> Exercise data
══════

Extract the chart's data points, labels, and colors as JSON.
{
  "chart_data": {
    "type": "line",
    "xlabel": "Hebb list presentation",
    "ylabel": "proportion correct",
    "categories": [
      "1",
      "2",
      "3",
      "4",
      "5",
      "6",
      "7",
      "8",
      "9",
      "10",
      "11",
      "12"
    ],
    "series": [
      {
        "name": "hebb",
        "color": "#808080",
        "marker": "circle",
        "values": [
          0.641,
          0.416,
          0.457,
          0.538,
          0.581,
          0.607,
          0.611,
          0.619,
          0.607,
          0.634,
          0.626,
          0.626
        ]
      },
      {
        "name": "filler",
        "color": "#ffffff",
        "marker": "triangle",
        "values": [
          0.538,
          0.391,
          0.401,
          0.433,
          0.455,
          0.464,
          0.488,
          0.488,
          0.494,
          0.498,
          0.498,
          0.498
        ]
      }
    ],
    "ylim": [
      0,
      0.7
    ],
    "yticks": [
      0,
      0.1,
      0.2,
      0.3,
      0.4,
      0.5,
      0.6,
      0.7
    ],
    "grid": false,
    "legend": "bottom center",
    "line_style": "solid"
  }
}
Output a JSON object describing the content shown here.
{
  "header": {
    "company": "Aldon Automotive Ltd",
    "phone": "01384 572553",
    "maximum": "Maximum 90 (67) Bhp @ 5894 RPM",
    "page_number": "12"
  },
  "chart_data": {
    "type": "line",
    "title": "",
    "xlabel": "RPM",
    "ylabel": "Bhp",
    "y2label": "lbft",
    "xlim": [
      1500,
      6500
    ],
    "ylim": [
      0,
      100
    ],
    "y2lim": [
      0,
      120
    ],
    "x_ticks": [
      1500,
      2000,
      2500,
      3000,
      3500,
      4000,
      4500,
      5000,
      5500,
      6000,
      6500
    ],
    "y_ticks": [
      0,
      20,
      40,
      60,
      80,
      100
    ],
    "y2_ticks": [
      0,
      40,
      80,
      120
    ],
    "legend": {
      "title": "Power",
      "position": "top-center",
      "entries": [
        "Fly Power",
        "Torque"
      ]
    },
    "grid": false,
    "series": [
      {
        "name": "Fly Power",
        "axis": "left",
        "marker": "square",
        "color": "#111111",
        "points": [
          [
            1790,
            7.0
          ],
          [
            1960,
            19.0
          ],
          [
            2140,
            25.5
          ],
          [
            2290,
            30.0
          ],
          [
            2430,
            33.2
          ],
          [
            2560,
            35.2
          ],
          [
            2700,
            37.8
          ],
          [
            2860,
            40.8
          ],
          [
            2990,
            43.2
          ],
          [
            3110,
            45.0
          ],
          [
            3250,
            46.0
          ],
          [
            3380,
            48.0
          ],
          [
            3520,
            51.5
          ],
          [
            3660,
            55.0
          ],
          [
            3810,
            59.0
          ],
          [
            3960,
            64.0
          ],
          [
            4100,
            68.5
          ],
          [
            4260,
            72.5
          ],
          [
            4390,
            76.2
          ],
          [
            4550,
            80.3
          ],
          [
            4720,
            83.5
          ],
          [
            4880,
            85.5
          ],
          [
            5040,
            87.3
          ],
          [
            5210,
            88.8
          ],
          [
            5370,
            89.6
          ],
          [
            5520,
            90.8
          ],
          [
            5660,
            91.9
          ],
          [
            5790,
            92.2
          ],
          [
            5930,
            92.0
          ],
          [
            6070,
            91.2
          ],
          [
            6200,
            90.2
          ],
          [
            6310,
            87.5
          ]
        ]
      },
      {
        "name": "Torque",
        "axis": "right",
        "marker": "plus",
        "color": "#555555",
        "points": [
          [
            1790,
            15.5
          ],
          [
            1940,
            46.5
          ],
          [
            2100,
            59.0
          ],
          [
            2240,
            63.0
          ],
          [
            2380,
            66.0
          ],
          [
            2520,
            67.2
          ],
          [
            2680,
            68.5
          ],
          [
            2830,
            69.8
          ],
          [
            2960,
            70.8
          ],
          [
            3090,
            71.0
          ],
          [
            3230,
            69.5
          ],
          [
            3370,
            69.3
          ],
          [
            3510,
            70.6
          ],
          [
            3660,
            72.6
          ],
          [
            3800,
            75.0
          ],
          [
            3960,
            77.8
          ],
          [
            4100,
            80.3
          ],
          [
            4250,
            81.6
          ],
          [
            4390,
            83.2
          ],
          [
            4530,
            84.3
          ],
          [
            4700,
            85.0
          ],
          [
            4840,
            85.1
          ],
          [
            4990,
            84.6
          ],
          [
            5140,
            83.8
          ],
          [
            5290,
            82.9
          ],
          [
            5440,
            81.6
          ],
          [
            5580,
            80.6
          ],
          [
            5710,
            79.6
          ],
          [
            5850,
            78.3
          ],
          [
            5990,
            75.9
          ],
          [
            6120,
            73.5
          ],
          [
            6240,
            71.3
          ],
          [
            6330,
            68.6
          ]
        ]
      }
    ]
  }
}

══════

> The task
State how many lines of the listing hold the string "marker"; reply with the number and nothing else.

> Written response
4